Start of Excerpt

City of Las Cruces et al v. United States of America et al
Filing
332
ORDER by Magistrate Judge Gregory B. Wormuth granting 325 Motion for Discovery. (ceo)
Case 2:17-cv-00809-JCH-GBW Document 332 Filed 03/22/21 Page 1 of 9
IN THE UNITED STATES DISTRICT COURT
FOR THE DISTRICT OF NEW MEXICO
CITY OF LAS CRUCES
and DOÑA ANA COUNTY,
Plaintiffs,
v.
Civ. No. 17-809 JCH/GBW
UNITED STATES OF AMERICA, et al.,
Defendants.
ORDER GRANTING IN PART AMERICAN LINEN SUPPLY OF NEW MEXICO
INC’S MOTION TO PERMIT DISCOVERY ON PLAINTIFFS’ ARRANGER CLAIM
THIS MATTER comes before the Court on Defendant American Linen’s Motion
to Permit Discovery on Plaintiffs’ Arranger Claim, doc. 325. Having reviewed the
motion, doc. 325, and the attendant briefing, docs. 327, 328, and being fully advised in
the premises, the Court will GRANT the motion IN PART.

End of Excerpt
Start of Data supplied

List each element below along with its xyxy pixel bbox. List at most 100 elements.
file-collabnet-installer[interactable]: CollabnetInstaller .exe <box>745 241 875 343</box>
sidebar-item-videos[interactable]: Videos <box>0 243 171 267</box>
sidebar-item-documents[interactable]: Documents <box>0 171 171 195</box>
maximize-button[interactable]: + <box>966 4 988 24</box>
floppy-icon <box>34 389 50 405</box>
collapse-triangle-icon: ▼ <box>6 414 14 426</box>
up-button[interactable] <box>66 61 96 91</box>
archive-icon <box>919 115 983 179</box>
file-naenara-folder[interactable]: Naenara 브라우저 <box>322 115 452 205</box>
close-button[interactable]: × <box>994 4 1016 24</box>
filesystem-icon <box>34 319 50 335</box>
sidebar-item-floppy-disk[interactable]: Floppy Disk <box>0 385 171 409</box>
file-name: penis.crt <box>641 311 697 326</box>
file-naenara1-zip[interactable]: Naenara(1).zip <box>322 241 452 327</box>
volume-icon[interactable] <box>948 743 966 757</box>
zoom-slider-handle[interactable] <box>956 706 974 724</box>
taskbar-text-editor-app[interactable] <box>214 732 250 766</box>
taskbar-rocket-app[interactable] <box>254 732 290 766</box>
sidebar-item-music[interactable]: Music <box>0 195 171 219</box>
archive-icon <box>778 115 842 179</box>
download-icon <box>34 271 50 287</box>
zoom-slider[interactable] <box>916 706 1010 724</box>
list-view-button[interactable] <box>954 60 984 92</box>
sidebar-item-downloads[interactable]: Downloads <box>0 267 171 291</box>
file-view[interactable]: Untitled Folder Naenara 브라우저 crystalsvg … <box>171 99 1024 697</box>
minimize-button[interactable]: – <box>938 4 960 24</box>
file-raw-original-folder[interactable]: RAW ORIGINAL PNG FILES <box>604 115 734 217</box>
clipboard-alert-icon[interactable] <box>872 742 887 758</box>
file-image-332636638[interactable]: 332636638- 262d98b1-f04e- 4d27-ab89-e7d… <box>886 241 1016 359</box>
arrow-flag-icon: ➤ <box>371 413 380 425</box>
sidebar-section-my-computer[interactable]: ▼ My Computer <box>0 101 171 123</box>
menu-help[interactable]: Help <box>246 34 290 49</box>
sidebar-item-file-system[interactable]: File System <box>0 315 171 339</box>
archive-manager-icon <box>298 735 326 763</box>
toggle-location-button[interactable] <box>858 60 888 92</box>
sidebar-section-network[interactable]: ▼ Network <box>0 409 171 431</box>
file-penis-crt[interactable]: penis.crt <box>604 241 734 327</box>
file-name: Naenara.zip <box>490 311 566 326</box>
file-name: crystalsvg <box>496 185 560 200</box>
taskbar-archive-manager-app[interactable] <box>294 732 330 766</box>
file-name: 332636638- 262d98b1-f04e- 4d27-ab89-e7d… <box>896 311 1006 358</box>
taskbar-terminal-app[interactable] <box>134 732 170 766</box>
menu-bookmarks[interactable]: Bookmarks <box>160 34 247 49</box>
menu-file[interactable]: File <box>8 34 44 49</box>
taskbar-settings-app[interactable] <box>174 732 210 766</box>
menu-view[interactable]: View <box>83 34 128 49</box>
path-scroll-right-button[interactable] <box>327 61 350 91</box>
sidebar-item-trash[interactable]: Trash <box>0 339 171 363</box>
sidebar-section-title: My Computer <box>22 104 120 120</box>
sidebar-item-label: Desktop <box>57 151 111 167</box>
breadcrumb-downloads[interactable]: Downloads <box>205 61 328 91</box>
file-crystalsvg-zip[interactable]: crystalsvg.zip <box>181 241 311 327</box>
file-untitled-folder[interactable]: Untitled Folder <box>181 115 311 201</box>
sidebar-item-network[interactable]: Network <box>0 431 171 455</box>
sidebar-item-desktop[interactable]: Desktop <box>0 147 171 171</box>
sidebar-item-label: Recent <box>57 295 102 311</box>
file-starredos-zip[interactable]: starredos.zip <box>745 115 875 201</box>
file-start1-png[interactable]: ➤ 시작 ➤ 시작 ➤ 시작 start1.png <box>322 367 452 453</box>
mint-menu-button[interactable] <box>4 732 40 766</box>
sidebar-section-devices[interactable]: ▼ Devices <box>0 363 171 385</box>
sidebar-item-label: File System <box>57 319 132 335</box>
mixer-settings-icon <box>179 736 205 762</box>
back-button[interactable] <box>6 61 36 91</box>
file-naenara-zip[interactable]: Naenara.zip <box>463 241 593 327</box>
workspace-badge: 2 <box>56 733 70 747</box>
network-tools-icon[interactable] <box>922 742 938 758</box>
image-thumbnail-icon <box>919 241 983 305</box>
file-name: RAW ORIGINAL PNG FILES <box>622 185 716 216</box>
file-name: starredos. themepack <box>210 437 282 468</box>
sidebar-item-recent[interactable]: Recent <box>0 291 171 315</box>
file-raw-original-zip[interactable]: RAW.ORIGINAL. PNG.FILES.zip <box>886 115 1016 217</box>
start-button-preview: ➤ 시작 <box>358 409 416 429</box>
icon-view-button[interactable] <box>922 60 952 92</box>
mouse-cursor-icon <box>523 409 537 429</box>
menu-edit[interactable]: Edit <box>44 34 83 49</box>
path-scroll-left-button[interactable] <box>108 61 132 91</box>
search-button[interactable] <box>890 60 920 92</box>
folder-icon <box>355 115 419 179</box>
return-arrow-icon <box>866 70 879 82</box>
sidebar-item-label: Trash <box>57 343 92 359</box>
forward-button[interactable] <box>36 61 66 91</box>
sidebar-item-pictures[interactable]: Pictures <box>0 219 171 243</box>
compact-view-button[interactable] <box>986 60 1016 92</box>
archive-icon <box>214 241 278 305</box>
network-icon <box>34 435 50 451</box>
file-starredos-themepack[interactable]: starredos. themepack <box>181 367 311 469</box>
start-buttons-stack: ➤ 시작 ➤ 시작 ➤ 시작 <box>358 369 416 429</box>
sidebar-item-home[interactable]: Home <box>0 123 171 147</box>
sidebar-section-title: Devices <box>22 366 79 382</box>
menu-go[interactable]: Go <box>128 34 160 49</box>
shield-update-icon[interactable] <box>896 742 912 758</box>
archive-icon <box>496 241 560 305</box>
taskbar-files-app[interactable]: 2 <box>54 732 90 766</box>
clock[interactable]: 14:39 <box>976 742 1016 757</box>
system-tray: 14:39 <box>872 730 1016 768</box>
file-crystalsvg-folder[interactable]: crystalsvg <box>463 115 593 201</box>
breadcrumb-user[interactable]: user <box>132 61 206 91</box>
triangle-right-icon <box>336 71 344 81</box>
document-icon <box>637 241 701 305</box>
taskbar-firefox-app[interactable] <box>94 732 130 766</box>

End of Data supplied

### Problems
a - Quote the court order from "ORDER GRANTING IN" to "motion IN PART.".
b - Which judge signed the court order granting the discovery motion?
The entries come from a different source than the court order.

### The results
a -
ORDER GRANTING IN PART AMERICAN LINEN SUPPLY OF NEW MEXICO
INC’S MOTION TO PERMIT DISCOVERY ON PLAINTIFFS’ ARRANGER CLAIM
THIS MATTER comes before the Court on Defendant American Linen’s Motion
to Permit Discovery on Plaintiffs’ Arranger Claim, doc. 325. Having reviewed the
motion, doc. 325, and the attendant briefing, docs. 327, 328, and being fully advised in
the premises, the Court will GRANT the motion IN PART.

b - Magistrate Judge Gregory B. Wormuth